_What you should do_
Scan the material below for the string "летия", and copy every line where it shows up.

_Entries shown_
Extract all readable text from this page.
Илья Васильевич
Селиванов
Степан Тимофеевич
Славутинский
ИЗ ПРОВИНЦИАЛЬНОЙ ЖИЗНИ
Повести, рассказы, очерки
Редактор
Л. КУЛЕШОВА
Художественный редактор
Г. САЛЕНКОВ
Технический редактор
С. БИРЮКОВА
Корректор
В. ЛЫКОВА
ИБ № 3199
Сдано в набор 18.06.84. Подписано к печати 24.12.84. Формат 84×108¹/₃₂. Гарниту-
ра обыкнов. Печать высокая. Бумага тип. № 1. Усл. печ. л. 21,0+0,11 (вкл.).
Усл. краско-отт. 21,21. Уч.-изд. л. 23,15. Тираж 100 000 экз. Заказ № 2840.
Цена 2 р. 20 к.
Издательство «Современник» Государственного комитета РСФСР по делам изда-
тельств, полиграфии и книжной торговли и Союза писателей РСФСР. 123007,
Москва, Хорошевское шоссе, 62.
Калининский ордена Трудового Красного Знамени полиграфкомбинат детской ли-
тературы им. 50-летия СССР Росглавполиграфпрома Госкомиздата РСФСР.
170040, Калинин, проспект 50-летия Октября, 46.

--

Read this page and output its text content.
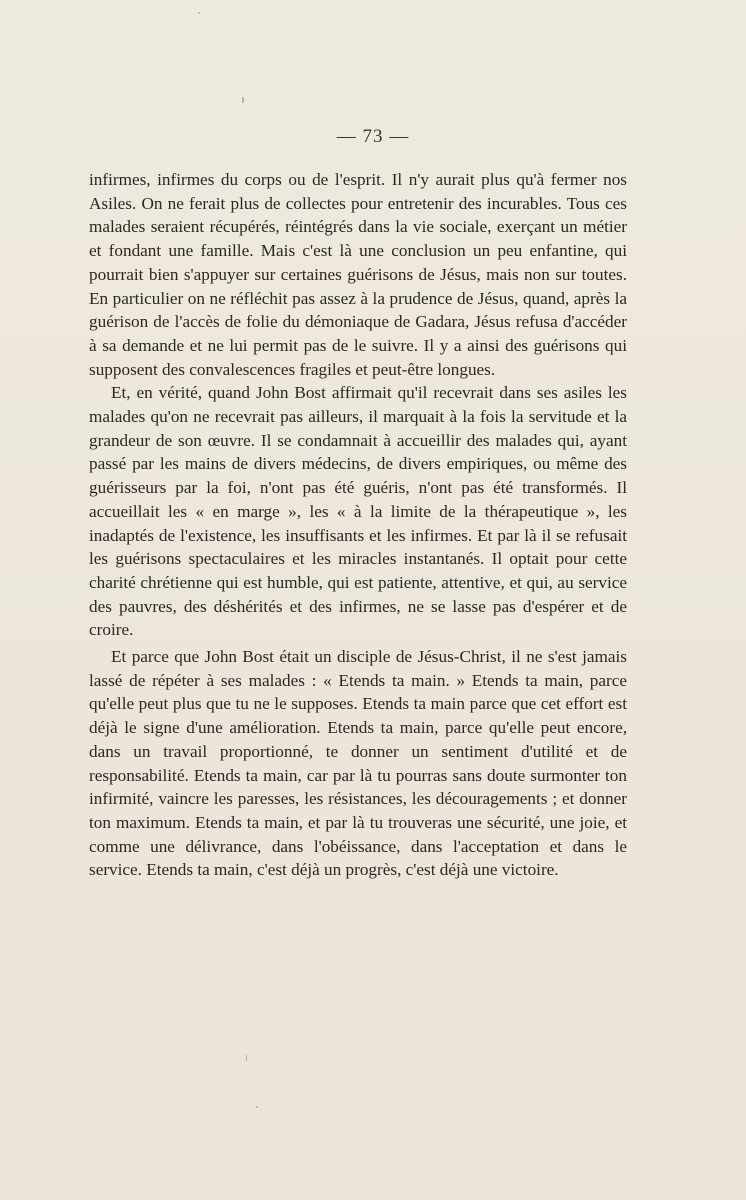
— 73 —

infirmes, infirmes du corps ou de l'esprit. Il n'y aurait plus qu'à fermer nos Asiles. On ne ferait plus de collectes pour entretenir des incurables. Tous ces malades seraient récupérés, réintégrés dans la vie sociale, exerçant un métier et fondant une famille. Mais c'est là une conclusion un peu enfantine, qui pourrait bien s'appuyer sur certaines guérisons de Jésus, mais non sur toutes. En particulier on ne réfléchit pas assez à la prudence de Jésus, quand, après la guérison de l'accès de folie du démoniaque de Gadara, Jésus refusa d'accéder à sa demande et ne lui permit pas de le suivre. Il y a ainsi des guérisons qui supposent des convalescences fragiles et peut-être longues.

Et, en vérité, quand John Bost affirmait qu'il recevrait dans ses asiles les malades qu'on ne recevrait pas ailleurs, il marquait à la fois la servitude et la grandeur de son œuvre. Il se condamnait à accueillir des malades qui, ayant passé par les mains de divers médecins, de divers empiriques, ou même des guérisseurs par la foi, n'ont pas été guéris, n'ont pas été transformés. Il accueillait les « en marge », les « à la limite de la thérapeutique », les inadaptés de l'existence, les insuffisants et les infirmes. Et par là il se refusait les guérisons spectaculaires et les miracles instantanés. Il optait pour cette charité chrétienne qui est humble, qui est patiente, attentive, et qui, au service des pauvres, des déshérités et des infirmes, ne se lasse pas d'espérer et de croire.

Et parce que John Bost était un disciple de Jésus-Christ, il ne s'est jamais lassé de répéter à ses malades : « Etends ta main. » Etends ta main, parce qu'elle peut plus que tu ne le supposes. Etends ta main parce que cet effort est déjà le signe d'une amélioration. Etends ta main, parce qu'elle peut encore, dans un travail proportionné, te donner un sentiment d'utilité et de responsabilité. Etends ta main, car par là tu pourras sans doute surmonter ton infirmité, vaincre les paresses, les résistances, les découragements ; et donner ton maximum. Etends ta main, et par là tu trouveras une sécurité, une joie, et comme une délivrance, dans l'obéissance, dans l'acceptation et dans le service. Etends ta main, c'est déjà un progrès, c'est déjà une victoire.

...

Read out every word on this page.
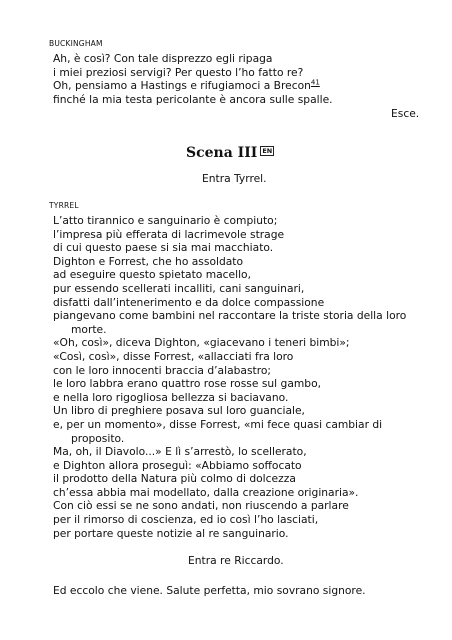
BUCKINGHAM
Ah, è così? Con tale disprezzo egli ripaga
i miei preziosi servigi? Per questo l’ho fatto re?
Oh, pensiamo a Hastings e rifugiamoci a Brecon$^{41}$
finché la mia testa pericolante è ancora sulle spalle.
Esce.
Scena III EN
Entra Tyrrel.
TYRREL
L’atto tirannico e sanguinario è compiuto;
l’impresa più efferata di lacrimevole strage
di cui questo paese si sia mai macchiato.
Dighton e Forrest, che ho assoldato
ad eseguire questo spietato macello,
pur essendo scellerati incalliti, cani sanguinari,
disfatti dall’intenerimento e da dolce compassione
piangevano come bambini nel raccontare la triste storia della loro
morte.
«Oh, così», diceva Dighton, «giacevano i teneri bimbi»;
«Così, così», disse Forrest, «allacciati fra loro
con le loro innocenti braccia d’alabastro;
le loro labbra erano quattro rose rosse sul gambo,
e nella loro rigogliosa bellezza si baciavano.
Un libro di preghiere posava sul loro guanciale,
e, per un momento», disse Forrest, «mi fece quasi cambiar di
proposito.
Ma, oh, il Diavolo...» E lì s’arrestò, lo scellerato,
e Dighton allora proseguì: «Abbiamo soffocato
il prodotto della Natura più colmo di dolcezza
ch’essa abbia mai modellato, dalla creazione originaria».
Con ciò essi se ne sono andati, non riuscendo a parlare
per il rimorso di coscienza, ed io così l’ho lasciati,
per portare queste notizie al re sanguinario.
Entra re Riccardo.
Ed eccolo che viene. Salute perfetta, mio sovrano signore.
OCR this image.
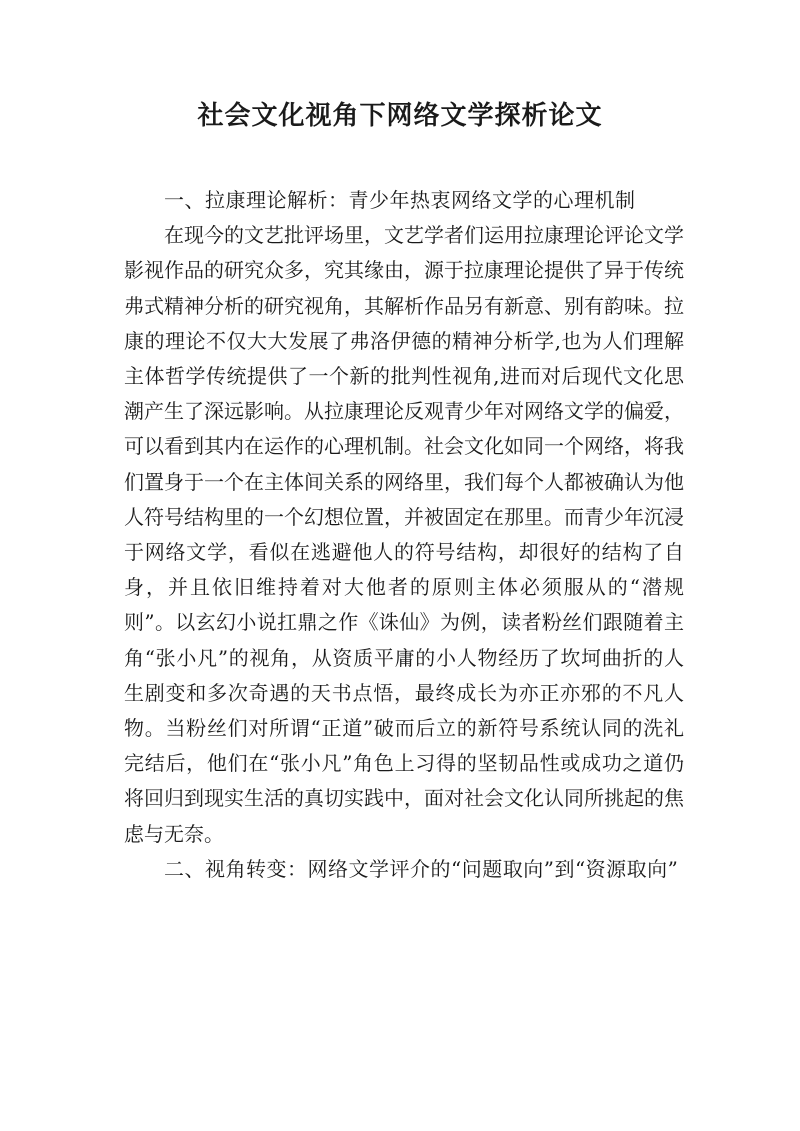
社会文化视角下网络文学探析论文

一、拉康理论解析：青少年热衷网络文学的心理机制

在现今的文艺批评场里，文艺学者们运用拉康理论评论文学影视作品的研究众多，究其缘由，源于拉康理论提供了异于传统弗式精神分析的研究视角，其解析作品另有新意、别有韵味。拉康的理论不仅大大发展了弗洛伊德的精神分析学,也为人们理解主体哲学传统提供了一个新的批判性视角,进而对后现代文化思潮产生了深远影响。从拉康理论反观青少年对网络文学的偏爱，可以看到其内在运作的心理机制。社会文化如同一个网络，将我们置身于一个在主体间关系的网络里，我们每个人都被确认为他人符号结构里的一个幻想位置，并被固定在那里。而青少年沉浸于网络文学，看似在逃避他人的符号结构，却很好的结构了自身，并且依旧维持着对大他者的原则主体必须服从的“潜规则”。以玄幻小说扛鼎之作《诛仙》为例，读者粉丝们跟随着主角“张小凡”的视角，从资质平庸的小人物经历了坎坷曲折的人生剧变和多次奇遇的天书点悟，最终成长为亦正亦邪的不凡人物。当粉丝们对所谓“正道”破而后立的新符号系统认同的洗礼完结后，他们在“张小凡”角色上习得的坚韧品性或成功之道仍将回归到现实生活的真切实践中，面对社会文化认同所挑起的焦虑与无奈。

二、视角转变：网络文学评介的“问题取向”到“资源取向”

_Response for this exercise_
тературы им. 50-летия СССР Росглавполиграфпрома Госкомиздата РСФСР.
170040, Калинин, проспект 50-летия Октября, 46.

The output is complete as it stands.